-- start --

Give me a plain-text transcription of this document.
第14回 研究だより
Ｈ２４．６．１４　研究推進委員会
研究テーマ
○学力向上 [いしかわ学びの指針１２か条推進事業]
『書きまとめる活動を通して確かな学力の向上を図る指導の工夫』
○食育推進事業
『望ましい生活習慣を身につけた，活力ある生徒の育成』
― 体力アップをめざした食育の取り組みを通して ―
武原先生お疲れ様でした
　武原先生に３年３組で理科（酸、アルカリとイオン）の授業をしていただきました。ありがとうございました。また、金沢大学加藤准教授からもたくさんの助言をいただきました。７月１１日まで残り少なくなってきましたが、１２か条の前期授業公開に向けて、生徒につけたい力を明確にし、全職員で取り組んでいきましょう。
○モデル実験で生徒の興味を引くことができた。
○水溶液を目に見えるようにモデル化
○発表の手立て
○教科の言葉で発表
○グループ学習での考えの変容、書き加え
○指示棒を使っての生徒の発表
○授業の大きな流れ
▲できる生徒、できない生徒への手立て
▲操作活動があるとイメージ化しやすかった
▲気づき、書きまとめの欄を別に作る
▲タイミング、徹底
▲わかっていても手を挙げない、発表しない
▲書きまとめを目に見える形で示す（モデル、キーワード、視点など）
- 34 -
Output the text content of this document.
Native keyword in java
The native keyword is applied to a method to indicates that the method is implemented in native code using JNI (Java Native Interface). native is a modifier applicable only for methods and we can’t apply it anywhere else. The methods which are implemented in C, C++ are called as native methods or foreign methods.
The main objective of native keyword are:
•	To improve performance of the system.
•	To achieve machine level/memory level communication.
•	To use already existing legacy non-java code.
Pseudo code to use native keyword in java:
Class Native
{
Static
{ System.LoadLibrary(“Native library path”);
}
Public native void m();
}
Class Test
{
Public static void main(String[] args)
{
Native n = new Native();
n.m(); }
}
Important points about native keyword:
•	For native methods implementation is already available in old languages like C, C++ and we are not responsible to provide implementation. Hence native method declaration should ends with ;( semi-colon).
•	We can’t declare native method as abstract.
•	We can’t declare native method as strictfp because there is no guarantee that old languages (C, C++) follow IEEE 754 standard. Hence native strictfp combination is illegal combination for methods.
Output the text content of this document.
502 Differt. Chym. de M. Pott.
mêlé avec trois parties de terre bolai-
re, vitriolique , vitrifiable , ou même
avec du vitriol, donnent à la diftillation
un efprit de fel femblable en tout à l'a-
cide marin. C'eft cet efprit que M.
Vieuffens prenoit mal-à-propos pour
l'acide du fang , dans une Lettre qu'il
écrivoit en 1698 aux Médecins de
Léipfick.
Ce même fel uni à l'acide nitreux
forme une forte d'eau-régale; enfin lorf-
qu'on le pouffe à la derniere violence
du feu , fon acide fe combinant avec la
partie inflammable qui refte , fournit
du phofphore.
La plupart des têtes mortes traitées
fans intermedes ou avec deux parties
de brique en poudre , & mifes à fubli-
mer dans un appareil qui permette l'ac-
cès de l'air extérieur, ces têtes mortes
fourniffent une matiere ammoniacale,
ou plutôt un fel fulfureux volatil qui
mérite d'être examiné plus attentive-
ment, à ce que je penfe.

-- end --

» Exercise aim: Output all of the data above without any alteration.

» Finished answer:
Give me a plain-text transcription of this document.
第14回 研究だより
Ｈ２４．６．１４　研究推進委員会
研究テーマ
○学力向上 [いしかわ学びの指針１２か条推進事業]
『書きまとめる活動を通して確かな学力の向上を図る指導の工夫』
○食育推進事業
『望ましい生活習慣を身につけた，活力ある生徒の育成』
― 体力アップをめざした食育の取り組みを通して ―
武原先生お疲れ様でした
　武原先生に３年３組で理科（酸、アルカリとイオン）の授業をしていただきました。ありがとうございました。また、金沢大学加藤准教授からもたくさんの助言をいただきました。７月１１日まで残り少なくなってきましたが、１２か条の前期授業公開に向けて、生徒につけたい力を明確にし、全職員で取り組んでいきましょう。
○モデル実験で生徒の興味を引くことができた。
○水溶液を目に見えるようにモデル化
○発表の手立て
○教科の言葉で発表
○グループ学習での考えの変容、書き加え
○指示棒を使っての生徒の発表
○授業の大きな流れ
▲できる生徒、できない生徒への手立て
▲操作活動があるとイメージ化しやすかった
▲気づき、書きまとめの欄を別に作る
▲タイミング、徹底
▲わかっていても手を挙げない、発表しない
▲書きまとめを目に見える形で示す（モデル、キーワード、視点など）
- 34 -
Output the text content of this document.
Native keyword in java
The native keyword is applied to a method to indicates that the method is implemented in native code using JNI (Java Native Interface). native is a modifier applicable only for methods and we can’t apply it anywhere else. The methods which are implemented in C, C++ are called as native methods or foreign methods.
The main objective of native keyword are:
•	To improve performance of the system.
•	To achieve machine level/memory level communication.
•	To use already existing legacy non-java code.
Pseudo code to use native keyword in java:
Class Native
{
Static
{ System.LoadLibrary(“Native library path”);
}
Public native void m();
}
Class Test
{
Public static void main(String[] args)
{
Native n = new Native();
n.m(); }
}
Important points about native keyword:
•	For native methods implementation is already available in old languages like C, C++ and we are not responsible to provide implementation. Hence native method declaration should ends with ;( semi-colon).
•	We can’t declare native method as abstract.
•	We can’t declare native method as strictfp because there is no guarantee that old languages (C, C++) follow IEEE 754 standard. Hence native strictfp combination is illegal combination for methods.
Output the text content of this document.
502 Differt. Chym. de M. Pott.
mêlé avec trois parties de terre bolai-
re, vitriolique , vitrifiable , ou même
avec du vitriol, donnent à la diftillation
un efprit de fel femblable en tout à l'a-
cide marin. C'eft cet efprit que M.
Vieuffens prenoit mal-à-propos pour
l'acide du fang , dans une Lettre qu'il
écrivoit en 1698 aux Médecins de
Léipfick.
Ce même fel uni à l'acide nitreux
forme une forte d'eau-régale; enfin lorf-
qu'on le pouffe à la derniere violence
du feu , fon acide fe combinant avec la
partie inflammable qui refte , fournit
du phofphore.
La plupart des têtes mortes traitées
fans intermedes ou avec deux parties
de brique en poudre , & mifes à fubli-
mer dans un appareil qui permette l'ac-
cès de l'air extérieur, ces têtes mortes
fourniffent une matiere ammoniacale,
ou plutôt un fel fulfureux volatil qui
mérite d'être examiné plus attentive-
ment, à ce que je penfe.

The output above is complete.